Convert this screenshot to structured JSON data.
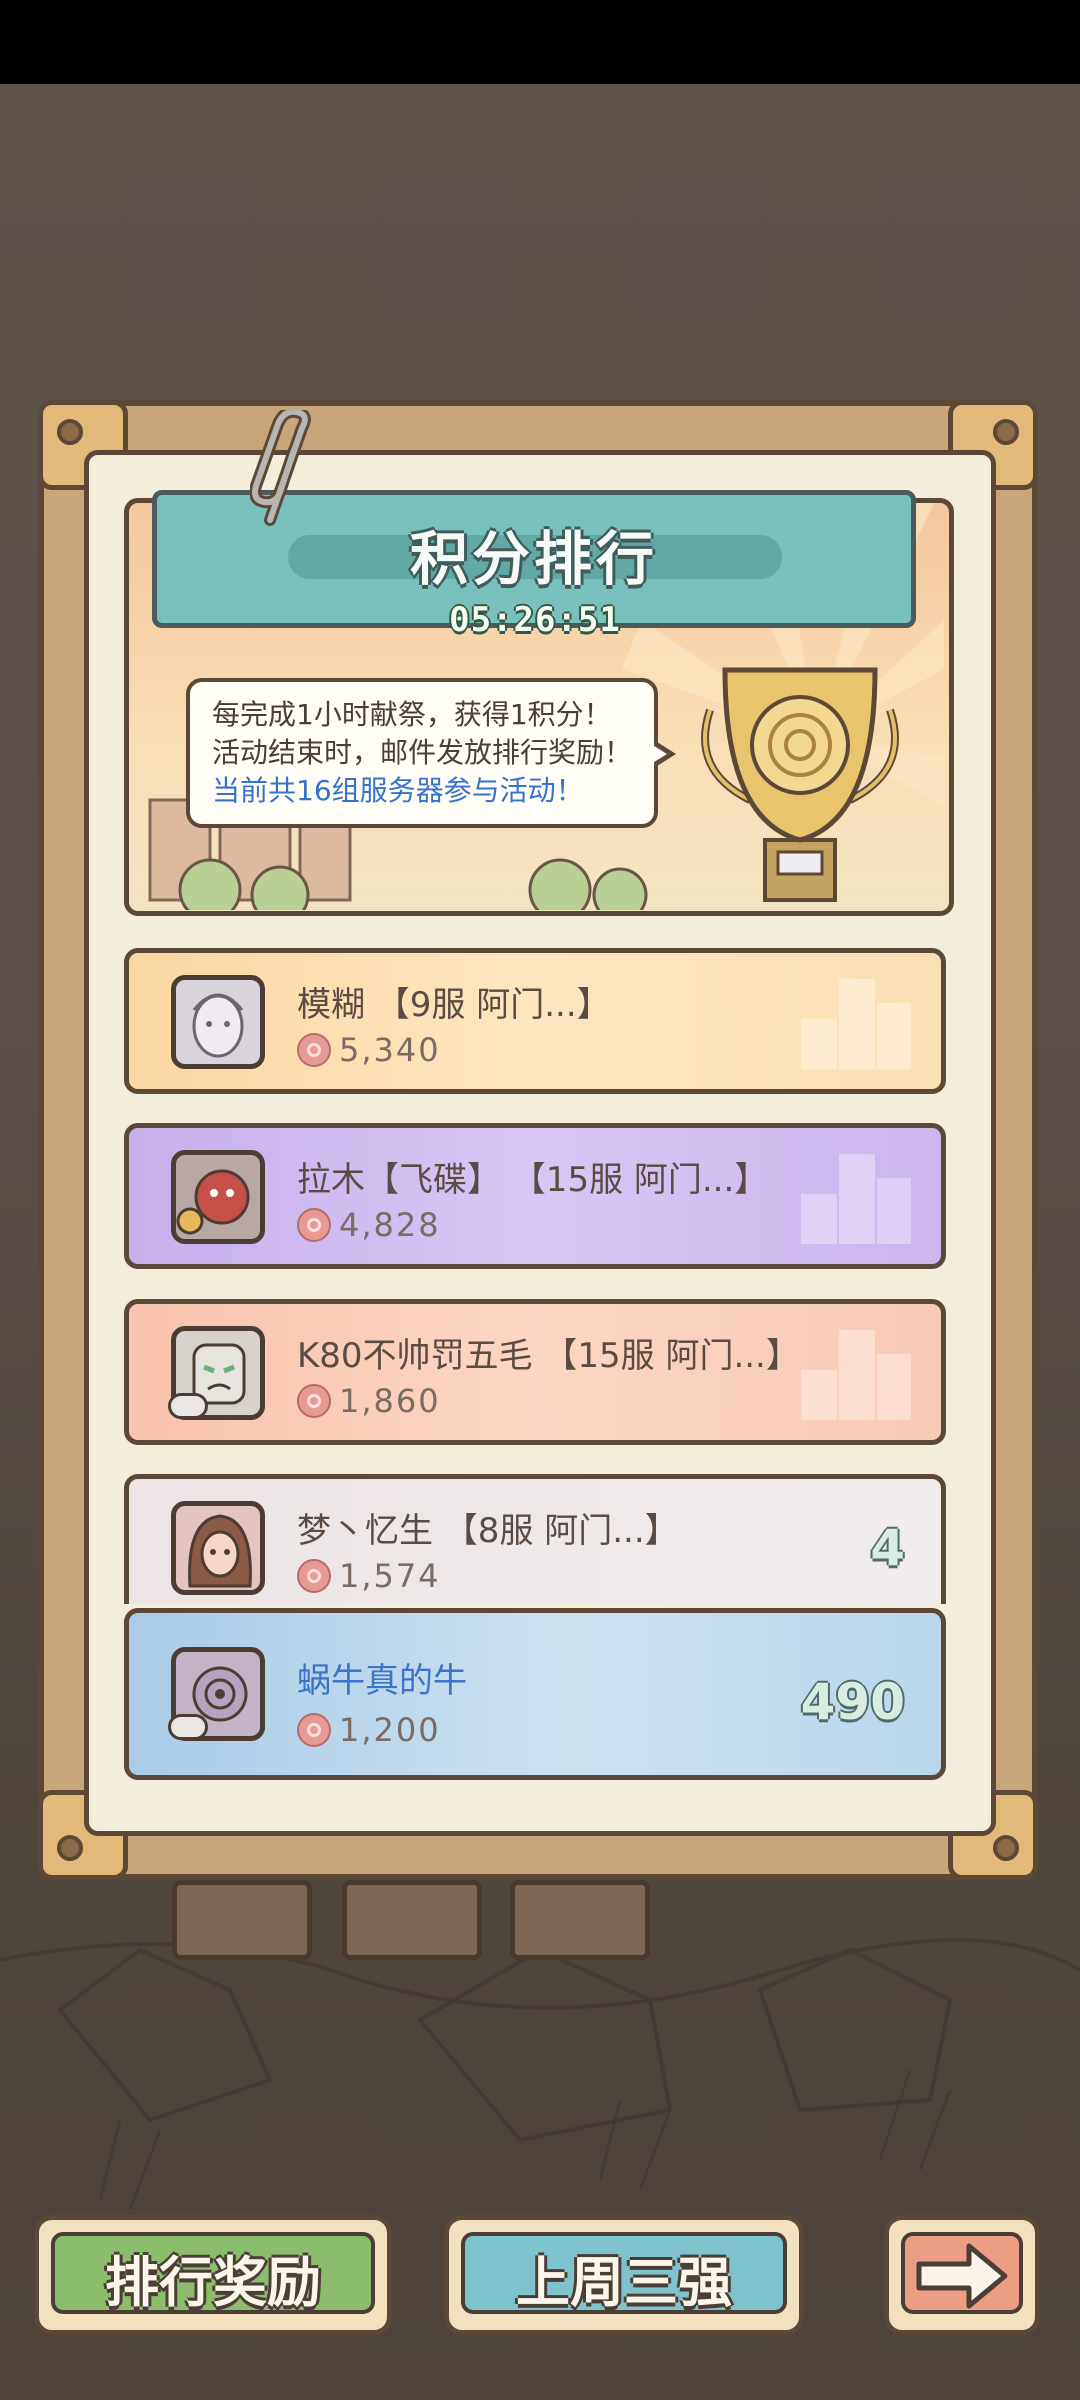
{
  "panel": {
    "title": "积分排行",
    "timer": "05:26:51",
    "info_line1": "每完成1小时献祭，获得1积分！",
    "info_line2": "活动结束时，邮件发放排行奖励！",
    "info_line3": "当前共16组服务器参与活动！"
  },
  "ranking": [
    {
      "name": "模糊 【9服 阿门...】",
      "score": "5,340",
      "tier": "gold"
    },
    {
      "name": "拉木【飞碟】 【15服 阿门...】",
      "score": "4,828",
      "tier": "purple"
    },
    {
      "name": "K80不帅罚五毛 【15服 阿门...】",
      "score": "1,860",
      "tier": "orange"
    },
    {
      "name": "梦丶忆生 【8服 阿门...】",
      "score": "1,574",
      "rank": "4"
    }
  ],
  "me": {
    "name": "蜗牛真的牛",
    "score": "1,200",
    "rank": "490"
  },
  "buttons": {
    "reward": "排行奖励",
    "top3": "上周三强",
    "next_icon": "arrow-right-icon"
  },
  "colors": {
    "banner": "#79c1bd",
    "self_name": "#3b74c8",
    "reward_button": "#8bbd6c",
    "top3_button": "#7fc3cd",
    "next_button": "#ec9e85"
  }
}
········
→ **Exercise description**
Without the pictures, reproduce every line of the records above exactly.

→ **Answer to the exercise**
Convert this screenshot to structured JSON data.
{
  "panel": {
    "title": "积分排行",
    "timer": "05:26:51",
    "info_line1": "每完成1小时献祭，获得1积分！",
    "info_line2": "活动结束时，邮件发放排行奖励！",
    "info_line3": "当前共16组服务器参与活动！"
  },
  "ranking": [
    {
      "name": "模糊 【9服 阿门...】",
      "score": "5,340",
      "tier": "gold"
    },
    {
      "name": "拉木【飞碟】 【15服 阿门...】",
      "score": "4,828",
      "tier": "purple"
    },
    {
      "name": "K80不帅罚五毛 【15服 阿门...】",
      "score": "1,860",
      "tier": "orange"
    },
    {
      "name": "梦丶忆生 【8服 阿门...】",
      "score": "1,574",
      "rank": "4"
    }
  ],
  "me": {
    "name": "蜗牛真的牛",
    "score": "1,200",
    "rank": "490"
  },
  "buttons": {
    "reward": "排行奖励",
    "top3": "上周三强",
    "next_icon": "arrow-right-icon"
  },
  "colors": {
    "banner": "#79c1bd",
    "self_name": "#3b74c8",
    "reward_button": "#8bbd6c",
    "top3_button": "#7fc3cd",
    "next_button": "#ec9e85"
  }
}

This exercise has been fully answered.